## PROBLEM DETAILS
Copy the material below line for line, leaving out the pictures.

Items from a data source
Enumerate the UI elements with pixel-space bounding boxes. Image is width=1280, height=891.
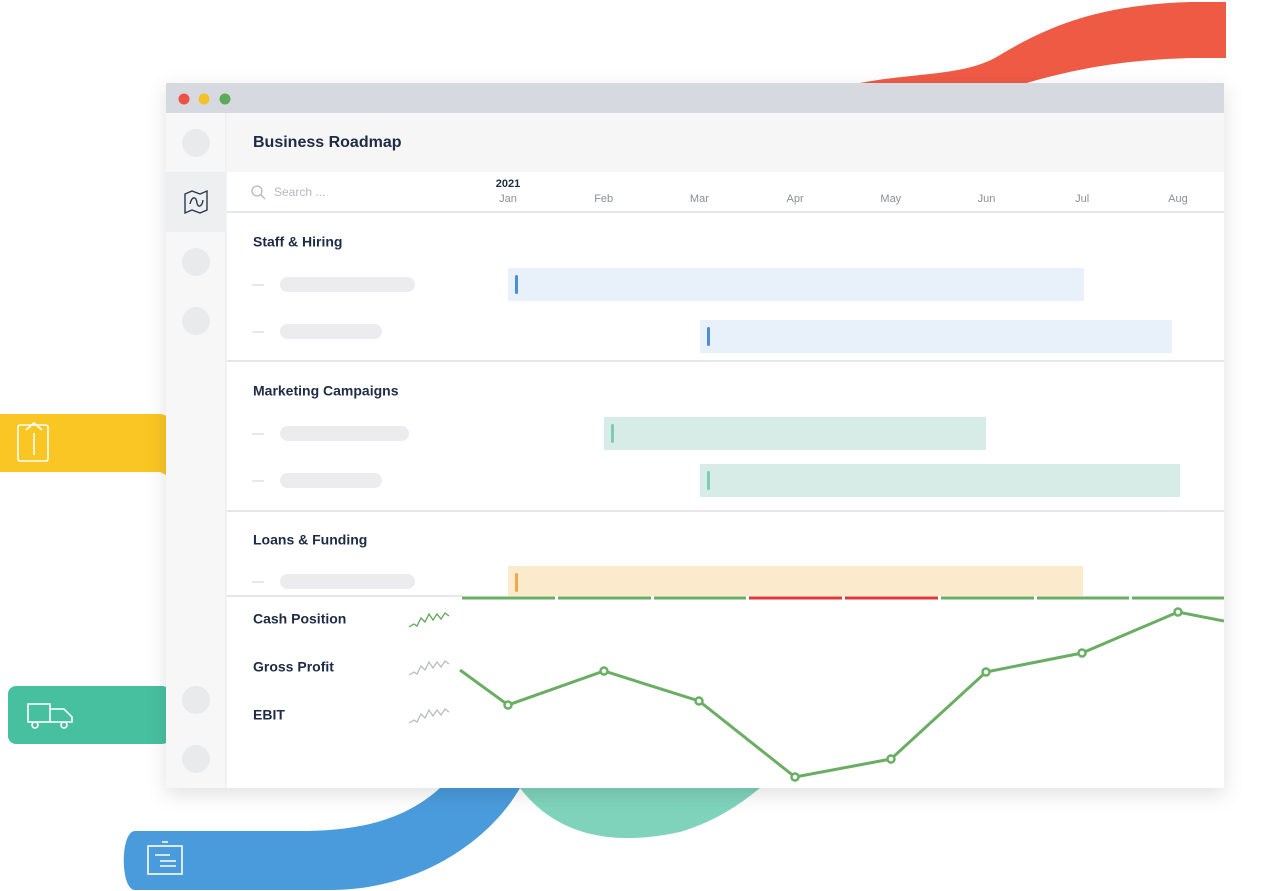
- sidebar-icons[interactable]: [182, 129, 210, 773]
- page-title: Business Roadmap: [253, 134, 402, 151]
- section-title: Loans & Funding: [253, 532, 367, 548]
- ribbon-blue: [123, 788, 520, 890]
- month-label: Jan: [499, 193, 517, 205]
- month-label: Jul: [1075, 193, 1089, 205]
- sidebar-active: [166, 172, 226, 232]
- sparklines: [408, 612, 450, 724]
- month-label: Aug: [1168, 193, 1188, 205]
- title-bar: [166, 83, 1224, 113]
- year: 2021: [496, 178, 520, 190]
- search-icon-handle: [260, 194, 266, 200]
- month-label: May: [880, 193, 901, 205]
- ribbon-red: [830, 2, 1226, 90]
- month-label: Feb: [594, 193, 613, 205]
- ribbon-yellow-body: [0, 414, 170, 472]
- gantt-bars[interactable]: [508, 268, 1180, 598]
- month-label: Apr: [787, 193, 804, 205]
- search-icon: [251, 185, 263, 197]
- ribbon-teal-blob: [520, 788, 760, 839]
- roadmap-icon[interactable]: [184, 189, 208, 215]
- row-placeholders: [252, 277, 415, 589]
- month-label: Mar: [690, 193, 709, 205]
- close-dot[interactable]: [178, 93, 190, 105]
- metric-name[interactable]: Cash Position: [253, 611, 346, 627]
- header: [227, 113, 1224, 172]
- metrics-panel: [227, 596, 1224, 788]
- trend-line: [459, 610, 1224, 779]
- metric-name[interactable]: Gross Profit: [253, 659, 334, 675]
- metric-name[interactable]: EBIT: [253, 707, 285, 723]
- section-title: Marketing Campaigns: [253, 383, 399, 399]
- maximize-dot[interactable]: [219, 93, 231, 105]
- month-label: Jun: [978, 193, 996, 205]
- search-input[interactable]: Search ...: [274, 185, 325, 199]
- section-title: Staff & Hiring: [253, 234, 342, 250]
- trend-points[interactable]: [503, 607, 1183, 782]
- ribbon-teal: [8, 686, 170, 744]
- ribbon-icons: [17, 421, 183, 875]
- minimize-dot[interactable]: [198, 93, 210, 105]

## FULL ANSWER
Enumerate the UI elements with pixel-space bounding boxes. Image is width=1280, height=891.
- sidebar-icons[interactable]: [182, 129, 210, 773]
- page-title: Business Roadmap: [253, 134, 402, 151]
- section-title: Loans & Funding: [253, 532, 367, 548]
- ribbon-blue: [123, 788, 520, 890]
- month-label: Jan: [499, 193, 517, 205]
- month-label: Jul: [1075, 193, 1089, 205]
- sidebar-active: [166, 172, 226, 232]
- sparklines: [408, 612, 450, 724]
- month-label: Aug: [1168, 193, 1188, 205]
- title-bar: [166, 83, 1224, 113]
- year: 2021: [496, 178, 520, 190]
- search-icon-handle: [260, 194, 266, 200]
- month-label: May: [880, 193, 901, 205]
- ribbon-red: [830, 2, 1226, 90]
- month-label: Feb: [594, 193, 613, 205]
- ribbon-yellow-body: [0, 414, 170, 472]
- gantt-bars[interactable]: [508, 268, 1180, 598]
- month-label: Apr: [787, 193, 804, 205]
- search-icon: [251, 185, 263, 197]
- ribbon-teal-blob: [520, 788, 760, 839]
- roadmap-icon[interactable]: [184, 189, 208, 215]
- row-placeholders: [252, 277, 415, 589]
- month-label: Mar: [690, 193, 709, 205]
- close-dot[interactable]: [178, 93, 190, 105]
- metric-name[interactable]: Cash Position: [253, 611, 346, 627]
- header: [227, 113, 1224, 172]
- metrics-panel: [227, 596, 1224, 788]
- trend-line: [459, 610, 1224, 779]
- metric-name[interactable]: Gross Profit: [253, 659, 334, 675]
- metric-name[interactable]: EBIT: [253, 707, 285, 723]
- section-title: Marketing Campaigns: [253, 383, 399, 399]
- maximize-dot[interactable]: [219, 93, 231, 105]
- month-label: Jun: [978, 193, 996, 205]
- search-input[interactable]: Search ...: [274, 185, 325, 199]
- section-title: Staff & Hiring: [253, 234, 342, 250]
- trend-points[interactable]: [503, 607, 1183, 782]
- ribbon-teal: [8, 686, 170, 744]
- ribbon-icons: [17, 421, 183, 875]
- minimize-dot[interactable]: [198, 93, 210, 105]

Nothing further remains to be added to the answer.